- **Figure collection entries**
==============================
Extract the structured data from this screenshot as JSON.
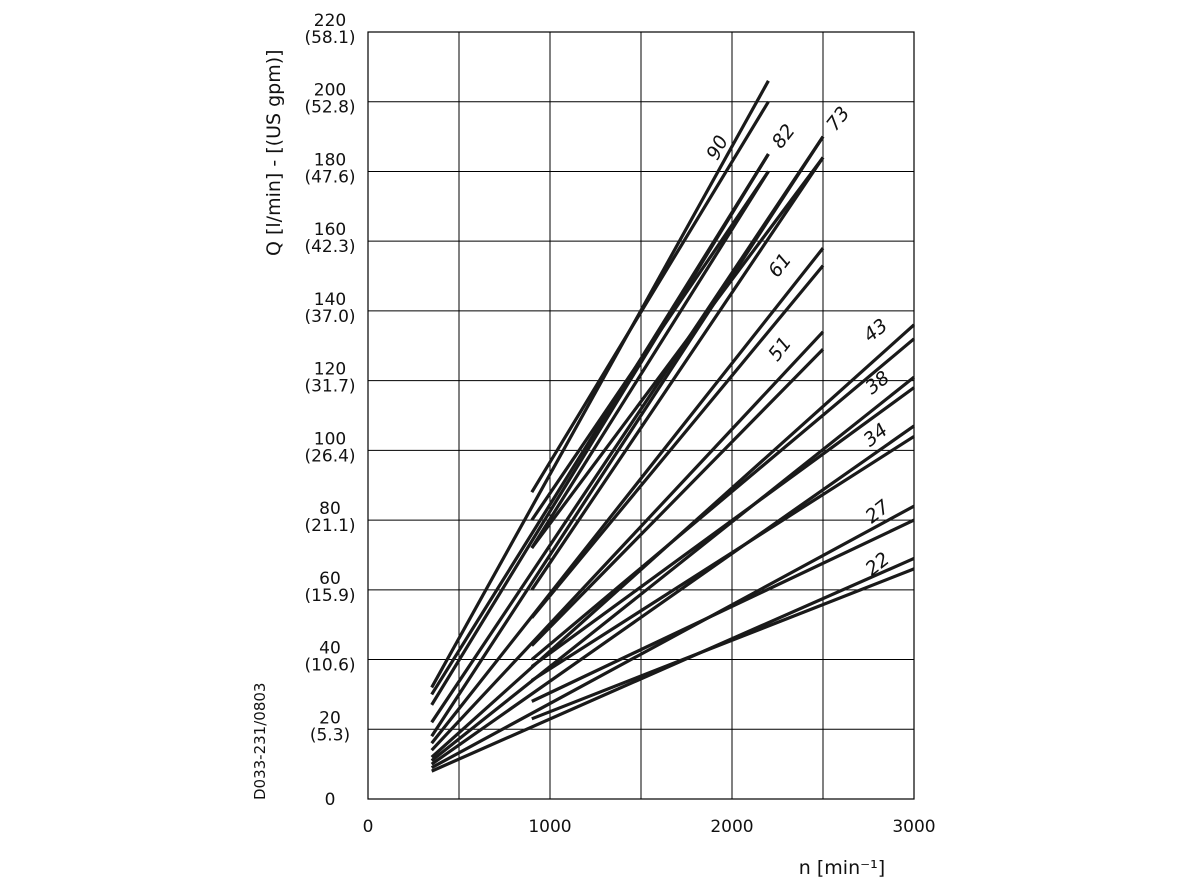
{
  "chart_data": {
    "type": "line",
    "title": "",
    "xlabel": "n [min⁻¹]",
    "ylabel": "Q [l/min] - [(US gpm)]",
    "drawing_code": "D033-231/0803",
    "xlim": [
      0,
      3000
    ],
    "ylim": [
      0,
      220
    ],
    "grid": true,
    "x_ticks": [
      {
        "value": 0,
        "label": "0"
      },
      {
        "value": 1000,
        "label": "1000"
      },
      {
        "value": 2000,
        "label": "2000"
      },
      {
        "value": 3000,
        "label": "3000"
      }
    ],
    "x_grid": [
      500,
      1000,
      1500,
      2000,
      2500,
      3000
    ],
    "y_ticks": [
      {
        "value": 0,
        "label": "0",
        "sub": ""
      },
      {
        "value": 20,
        "label": "20",
        "sub": "(5.3)"
      },
      {
        "value": 40,
        "label": "40",
        "sub": "(10.6)"
      },
      {
        "value": 60,
        "label": "60",
        "sub": "(15.9)"
      },
      {
        "value": 80,
        "label": "80",
        "sub": "(21.1)"
      },
      {
        "value": 100,
        "label": "100",
        "sub": "(26.4)"
      },
      {
        "value": 120,
        "label": "120",
        "sub": "(31.7)"
      },
      {
        "value": 140,
        "label": "140",
        "sub": "(37.0)"
      },
      {
        "value": 160,
        "label": "160",
        "sub": "(42.3)"
      },
      {
        "value": 180,
        "label": "180",
        "sub": "(47.6)"
      },
      {
        "value": 200,
        "label": "200",
        "sub": "(52.8)"
      },
      {
        "value": 220,
        "label": "220",
        "sub": "(58.1)"
      }
    ],
    "series": [
      {
        "name": "90",
        "lines": [
          {
            "x": [
              350,
              2200
            ],
            "y": [
              32,
              206
            ]
          },
          {
            "x": [
              900,
              2200
            ],
            "y": [
              88,
              200
            ]
          },
          {
            "x": [
              350,
              2200
            ],
            "y": [
              27,
              185
            ]
          },
          {
            "x": [
              900,
              2200
            ],
            "y": [
              72,
              180
            ]
          }
        ]
      },
      {
        "name": "82",
        "lines": [
          {
            "x": [
              350,
              2200
            ],
            "y": [
              30,
              185
            ]
          },
          {
            "x": [
              900,
              2200
            ],
            "y": [
              80,
              180
            ]
          },
          {
            "x": [
              350,
              2500
            ],
            "y": [
              22,
              190
            ]
          },
          {
            "x": [
              900,
              2500
            ],
            "y": [
              72,
              184
            ]
          }
        ]
      },
      {
        "name": "73",
        "lines": [
          {
            "x": [
              350,
              2500
            ],
            "y": [
              18,
              190
            ]
          },
          {
            "x": [
              900,
              2500
            ],
            "y": [
              60,
              184
            ]
          }
        ]
      },
      {
        "name": "61",
        "lines": [
          {
            "x": [
              350,
              2500
            ],
            "y": [
              16,
              158
            ]
          },
          {
            "x": [
              900,
              2500
            ],
            "y": [
              52,
              153
            ]
          }
        ]
      },
      {
        "name": "51",
        "lines": [
          {
            "x": [
              350,
              2500
            ],
            "y": [
              14,
              134
            ]
          },
          {
            "x": [
              900,
              2500
            ],
            "y": [
              44,
              129
            ]
          }
        ]
      },
      {
        "name": "43",
        "lines": [
          {
            "x": [
              350,
              3000
            ],
            "y": [
              12,
              136
            ]
          },
          {
            "x": [
              900,
              3000
            ],
            "y": [
              40,
              132
            ]
          }
        ]
      },
      {
        "name": "38",
        "lines": [
          {
            "x": [
              350,
              3000
            ],
            "y": [
              11,
              121
            ]
          },
          {
            "x": [
              900,
              3000
            ],
            "y": [
              38,
              118
            ]
          }
        ]
      },
      {
        "name": "34",
        "lines": [
          {
            "x": [
              350,
              3000
            ],
            "y": [
              10,
              107
            ]
          },
          {
            "x": [
              900,
              3000
            ],
            "y": [
              34,
              104
            ]
          }
        ]
      },
      {
        "name": "27",
        "lines": [
          {
            "x": [
              350,
              3000
            ],
            "y": [
              9,
              84
            ]
          },
          {
            "x": [
              900,
              3000
            ],
            "y": [
              28,
              80
            ]
          }
        ]
      },
      {
        "name": "22",
        "lines": [
          {
            "x": [
              350,
              3000
            ],
            "y": [
              8,
              69
            ]
          },
          {
            "x": [
              900,
              3000
            ],
            "y": [
              23,
              66
            ]
          }
        ]
      }
    ],
    "series_labels": [
      {
        "text": "90",
        "x": 1950,
        "y": 186
      },
      {
        "text": "82",
        "x": 2310,
        "y": 189
      },
      {
        "text": "73",
        "x": 2610,
        "y": 194
      },
      {
        "text": "61",
        "x": 2290,
        "y": 152
      },
      {
        "text": "51",
        "x": 2290,
        "y": 128
      },
      {
        "text": "43",
        "x": 2810,
        "y": 133
      },
      {
        "text": "38",
        "x": 2820,
        "y": 118
      },
      {
        "text": "34",
        "x": 2810,
        "y": 103
      },
      {
        "text": "27",
        "x": 2820,
        "y": 81
      },
      {
        "text": "22",
        "x": 2820,
        "y": 66
      }
    ]
  }
}
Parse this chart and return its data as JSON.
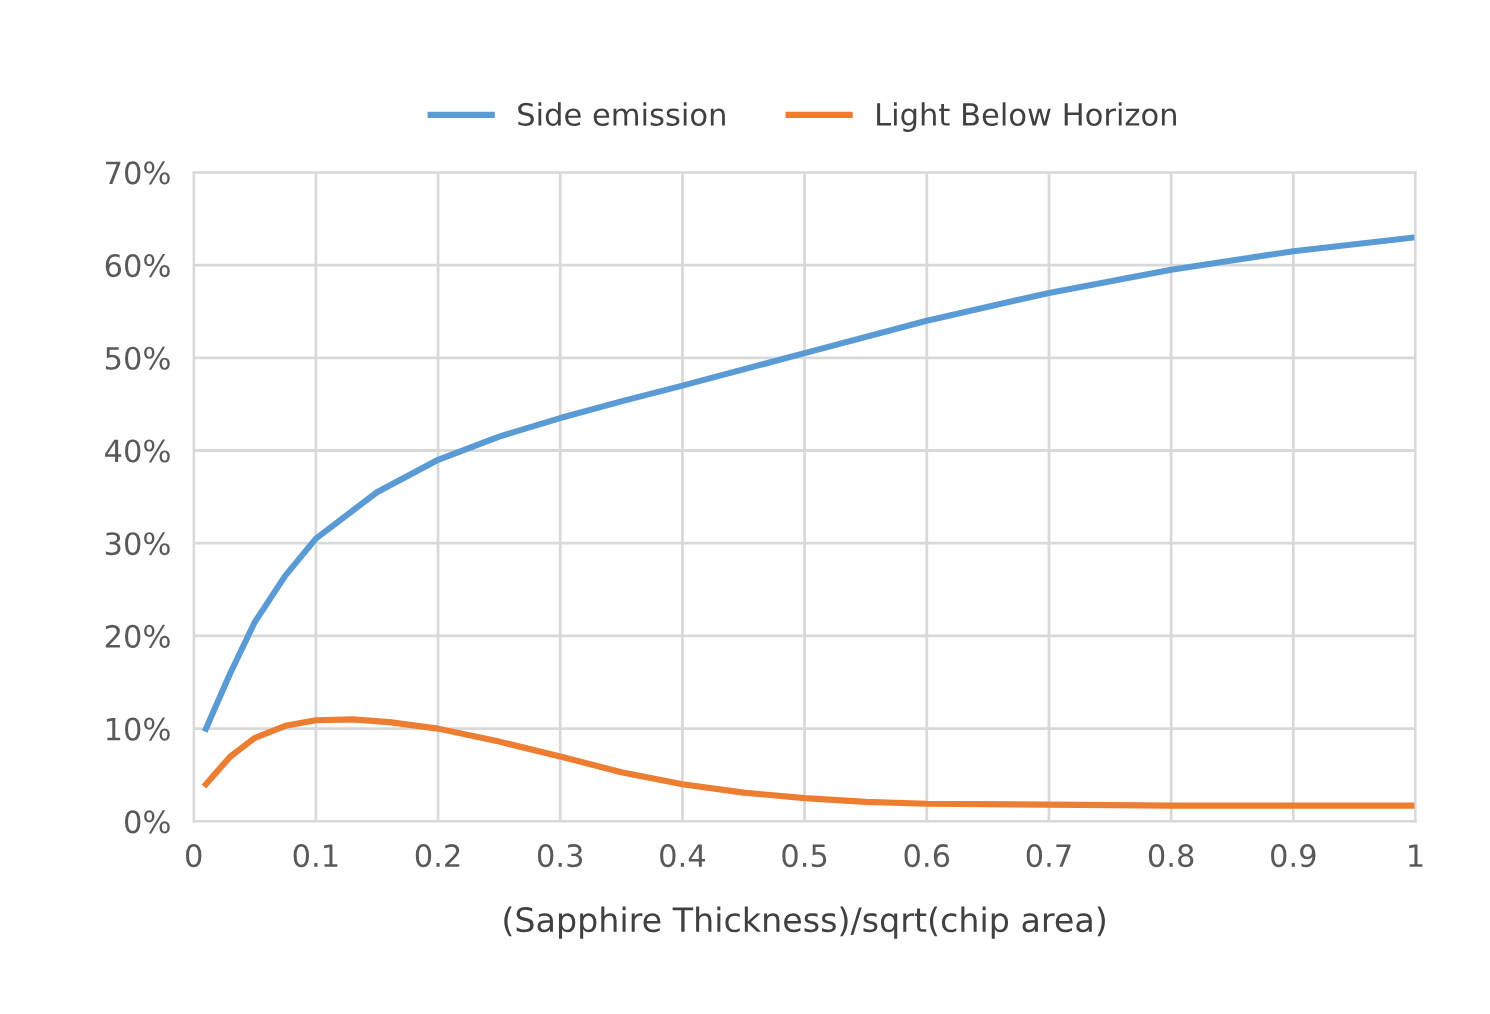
{
  "chart_data": {
    "type": "line",
    "xlabel": "(Sapphire Thickness)/sqrt(chip area)",
    "xlim": [
      0,
      1
    ],
    "xticks": [
      0,
      0.1,
      0.2,
      0.3,
      0.4,
      0.5,
      0.6,
      0.7,
      0.8,
      0.9,
      1
    ],
    "ylim": [
      0,
      70
    ],
    "yticks": [
      {
        "value": 0,
        "label": "0%"
      },
      {
        "value": 10,
        "label": "10%"
      },
      {
        "value": 20,
        "label": "20%"
      },
      {
        "value": 30,
        "label": "30%"
      },
      {
        "value": 40,
        "label": "40%"
      },
      {
        "value": 50,
        "label": "50%"
      },
      {
        "value": 60,
        "label": "60%"
      },
      {
        "value": 70,
        "label": "70%"
      }
    ],
    "grid": true,
    "legend": "top",
    "marker": "none",
    "line_style": "solid",
    "series": [
      {
        "name": "Side emission",
        "color": "#5b9bd5",
        "x": [
          0.01,
          0.03,
          0.05,
          0.075,
          0.1,
          0.15,
          0.2,
          0.25,
          0.3,
          0.35,
          0.4,
          0.5,
          0.6,
          0.7,
          0.8,
          0.9,
          1.0
        ],
        "values": [
          10,
          16,
          21.5,
          26.5,
          30.5,
          35.5,
          39,
          41.5,
          43.5,
          45.3,
          47,
          50.5,
          54,
          57,
          59.5,
          61.5,
          63
        ]
      },
      {
        "name": "Light Below Horizon",
        "color": "#ed7d31",
        "x": [
          0.01,
          0.03,
          0.05,
          0.075,
          0.1,
          0.13,
          0.16,
          0.2,
          0.25,
          0.3,
          0.35,
          0.4,
          0.45,
          0.5,
          0.55,
          0.6,
          0.7,
          0.8,
          1.0
        ],
        "values": [
          4,
          7,
          9,
          10.3,
          10.9,
          11,
          10.7,
          10,
          8.6,
          7,
          5.3,
          4,
          3.1,
          2.5,
          2.1,
          1.9,
          1.8,
          1.7,
          1.7
        ]
      }
    ]
  }
}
==============================
Tally the lines of the material above that contain the word "text" and report the total alone.

10